INSTRUCTIONS FOR THE TASK: Look through the material below. Copy every line with the string "times" in it.

(Stored dataset items)

* start *

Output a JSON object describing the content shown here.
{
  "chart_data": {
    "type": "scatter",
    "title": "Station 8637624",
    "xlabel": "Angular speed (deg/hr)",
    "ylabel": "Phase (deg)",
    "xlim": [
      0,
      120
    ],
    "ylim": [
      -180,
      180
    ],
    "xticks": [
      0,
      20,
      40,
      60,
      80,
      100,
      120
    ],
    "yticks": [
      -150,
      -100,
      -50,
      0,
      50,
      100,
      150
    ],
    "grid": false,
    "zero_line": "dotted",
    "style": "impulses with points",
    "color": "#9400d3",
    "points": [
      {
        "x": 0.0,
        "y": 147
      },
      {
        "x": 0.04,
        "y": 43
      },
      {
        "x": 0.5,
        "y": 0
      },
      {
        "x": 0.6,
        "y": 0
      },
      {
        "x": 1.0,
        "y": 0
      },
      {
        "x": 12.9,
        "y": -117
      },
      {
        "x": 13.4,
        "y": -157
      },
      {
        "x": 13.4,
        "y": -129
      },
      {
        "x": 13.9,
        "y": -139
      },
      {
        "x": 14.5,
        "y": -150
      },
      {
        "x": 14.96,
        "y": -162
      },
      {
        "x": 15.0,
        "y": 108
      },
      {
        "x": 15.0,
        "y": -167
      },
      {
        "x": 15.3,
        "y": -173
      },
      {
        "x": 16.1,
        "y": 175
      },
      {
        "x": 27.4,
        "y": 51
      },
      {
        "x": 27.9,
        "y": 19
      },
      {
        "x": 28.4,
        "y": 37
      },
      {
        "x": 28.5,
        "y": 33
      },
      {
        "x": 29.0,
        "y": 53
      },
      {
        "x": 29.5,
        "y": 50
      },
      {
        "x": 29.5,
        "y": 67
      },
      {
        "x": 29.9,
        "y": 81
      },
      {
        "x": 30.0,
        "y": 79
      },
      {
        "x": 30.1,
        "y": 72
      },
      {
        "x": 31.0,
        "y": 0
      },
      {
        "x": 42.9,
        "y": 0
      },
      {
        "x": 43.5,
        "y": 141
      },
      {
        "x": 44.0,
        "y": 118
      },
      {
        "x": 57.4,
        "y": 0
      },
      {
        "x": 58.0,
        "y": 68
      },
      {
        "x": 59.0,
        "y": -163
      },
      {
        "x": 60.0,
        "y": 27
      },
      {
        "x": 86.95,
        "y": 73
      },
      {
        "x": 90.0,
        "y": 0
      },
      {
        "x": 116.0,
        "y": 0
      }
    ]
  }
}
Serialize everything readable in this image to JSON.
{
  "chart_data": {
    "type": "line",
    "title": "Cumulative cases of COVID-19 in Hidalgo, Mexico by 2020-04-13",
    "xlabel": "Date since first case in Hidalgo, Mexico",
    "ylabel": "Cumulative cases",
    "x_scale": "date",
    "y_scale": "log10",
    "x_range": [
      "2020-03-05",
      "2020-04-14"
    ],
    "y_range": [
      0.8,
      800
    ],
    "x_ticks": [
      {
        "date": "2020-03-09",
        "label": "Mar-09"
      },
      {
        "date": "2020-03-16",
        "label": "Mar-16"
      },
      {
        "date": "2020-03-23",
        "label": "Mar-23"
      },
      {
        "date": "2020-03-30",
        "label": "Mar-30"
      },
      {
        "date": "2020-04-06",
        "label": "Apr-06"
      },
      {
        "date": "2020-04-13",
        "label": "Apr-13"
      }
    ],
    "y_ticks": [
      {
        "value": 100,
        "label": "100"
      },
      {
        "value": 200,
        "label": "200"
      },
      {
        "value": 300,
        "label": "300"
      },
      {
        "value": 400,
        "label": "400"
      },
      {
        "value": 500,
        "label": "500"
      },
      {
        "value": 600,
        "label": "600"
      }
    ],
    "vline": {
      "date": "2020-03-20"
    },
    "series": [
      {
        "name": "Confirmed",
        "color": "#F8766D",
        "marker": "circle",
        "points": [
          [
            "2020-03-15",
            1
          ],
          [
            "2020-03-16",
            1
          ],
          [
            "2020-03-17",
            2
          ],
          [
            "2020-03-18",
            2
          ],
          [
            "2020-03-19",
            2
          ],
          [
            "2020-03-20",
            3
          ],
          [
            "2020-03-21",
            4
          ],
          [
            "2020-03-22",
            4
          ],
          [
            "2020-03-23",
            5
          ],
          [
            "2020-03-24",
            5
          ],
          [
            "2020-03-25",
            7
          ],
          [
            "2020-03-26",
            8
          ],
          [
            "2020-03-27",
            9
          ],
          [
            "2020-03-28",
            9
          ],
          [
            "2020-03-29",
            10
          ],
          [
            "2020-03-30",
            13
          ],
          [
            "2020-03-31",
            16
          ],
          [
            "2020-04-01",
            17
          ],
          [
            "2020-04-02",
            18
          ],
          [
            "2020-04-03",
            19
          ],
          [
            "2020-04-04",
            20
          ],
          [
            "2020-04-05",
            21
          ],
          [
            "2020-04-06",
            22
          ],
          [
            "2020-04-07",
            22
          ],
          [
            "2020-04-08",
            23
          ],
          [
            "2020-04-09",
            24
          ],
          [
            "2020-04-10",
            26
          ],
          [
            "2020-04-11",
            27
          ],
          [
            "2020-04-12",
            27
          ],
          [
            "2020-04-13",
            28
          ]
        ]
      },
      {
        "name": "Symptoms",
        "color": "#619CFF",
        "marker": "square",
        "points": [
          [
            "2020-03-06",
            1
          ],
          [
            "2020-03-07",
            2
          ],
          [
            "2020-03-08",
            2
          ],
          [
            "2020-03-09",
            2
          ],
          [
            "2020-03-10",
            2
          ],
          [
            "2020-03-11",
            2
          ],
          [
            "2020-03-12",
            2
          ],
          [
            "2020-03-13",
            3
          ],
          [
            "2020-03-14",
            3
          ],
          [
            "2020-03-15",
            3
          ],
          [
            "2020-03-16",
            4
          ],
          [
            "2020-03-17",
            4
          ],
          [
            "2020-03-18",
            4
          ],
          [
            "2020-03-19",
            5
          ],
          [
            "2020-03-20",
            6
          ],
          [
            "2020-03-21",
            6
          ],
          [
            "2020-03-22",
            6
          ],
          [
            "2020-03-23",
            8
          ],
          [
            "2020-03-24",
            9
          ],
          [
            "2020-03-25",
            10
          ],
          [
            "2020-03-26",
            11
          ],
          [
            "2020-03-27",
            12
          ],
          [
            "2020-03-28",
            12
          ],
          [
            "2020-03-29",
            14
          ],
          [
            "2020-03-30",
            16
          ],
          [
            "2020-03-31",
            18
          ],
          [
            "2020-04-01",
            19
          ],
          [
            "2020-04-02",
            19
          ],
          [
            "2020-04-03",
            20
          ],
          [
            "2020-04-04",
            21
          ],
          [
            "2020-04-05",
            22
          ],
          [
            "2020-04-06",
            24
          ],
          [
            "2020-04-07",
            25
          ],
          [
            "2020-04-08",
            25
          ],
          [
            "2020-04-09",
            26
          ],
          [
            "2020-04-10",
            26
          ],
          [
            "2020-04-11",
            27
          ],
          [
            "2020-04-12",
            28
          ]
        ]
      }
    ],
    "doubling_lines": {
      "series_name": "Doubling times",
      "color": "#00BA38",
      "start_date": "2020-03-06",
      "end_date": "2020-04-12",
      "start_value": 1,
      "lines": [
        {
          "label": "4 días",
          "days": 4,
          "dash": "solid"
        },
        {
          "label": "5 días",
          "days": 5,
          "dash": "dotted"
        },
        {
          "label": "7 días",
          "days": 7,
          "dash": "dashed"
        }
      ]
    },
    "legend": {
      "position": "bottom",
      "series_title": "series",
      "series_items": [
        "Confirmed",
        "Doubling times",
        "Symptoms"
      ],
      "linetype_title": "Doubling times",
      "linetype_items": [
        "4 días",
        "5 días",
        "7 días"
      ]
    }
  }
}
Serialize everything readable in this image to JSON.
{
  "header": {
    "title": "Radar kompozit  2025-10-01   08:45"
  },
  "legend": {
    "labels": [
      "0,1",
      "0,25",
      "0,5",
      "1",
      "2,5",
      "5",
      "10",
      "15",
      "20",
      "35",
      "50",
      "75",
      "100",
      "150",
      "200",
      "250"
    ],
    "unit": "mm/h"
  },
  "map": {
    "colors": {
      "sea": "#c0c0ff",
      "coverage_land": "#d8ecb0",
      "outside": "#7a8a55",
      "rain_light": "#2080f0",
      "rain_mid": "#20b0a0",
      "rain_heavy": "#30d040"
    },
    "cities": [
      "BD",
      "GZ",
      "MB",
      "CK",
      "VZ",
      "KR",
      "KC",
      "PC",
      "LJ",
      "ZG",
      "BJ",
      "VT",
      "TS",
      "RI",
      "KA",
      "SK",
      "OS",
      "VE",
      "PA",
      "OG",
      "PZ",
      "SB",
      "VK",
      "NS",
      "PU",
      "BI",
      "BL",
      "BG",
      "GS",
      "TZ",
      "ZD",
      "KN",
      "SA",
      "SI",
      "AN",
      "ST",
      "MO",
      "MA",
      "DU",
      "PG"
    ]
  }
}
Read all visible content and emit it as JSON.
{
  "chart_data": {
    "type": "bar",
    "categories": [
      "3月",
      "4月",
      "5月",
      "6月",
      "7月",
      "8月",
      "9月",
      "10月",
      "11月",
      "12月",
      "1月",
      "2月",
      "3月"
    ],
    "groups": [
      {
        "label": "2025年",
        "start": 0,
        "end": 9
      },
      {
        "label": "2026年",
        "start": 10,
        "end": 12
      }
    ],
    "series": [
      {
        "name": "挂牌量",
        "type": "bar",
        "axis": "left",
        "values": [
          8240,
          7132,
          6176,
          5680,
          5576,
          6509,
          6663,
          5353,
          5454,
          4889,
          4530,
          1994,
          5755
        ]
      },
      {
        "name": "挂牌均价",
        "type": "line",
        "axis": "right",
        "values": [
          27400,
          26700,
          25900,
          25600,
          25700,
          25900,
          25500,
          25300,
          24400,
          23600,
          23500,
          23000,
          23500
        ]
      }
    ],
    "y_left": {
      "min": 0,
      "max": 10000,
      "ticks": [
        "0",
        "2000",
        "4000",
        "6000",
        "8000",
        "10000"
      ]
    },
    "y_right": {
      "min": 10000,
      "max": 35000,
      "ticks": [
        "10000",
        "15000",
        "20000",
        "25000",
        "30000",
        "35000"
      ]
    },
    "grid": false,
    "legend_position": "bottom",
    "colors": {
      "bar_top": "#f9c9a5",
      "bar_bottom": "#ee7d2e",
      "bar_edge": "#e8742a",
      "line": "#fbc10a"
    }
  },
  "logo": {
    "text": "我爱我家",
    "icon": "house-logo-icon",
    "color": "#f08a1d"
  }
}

* end *

THE RESULT:
      "series_name": "Doubling times",
        "Doubling times",
      "linetype_title": "Doubling times",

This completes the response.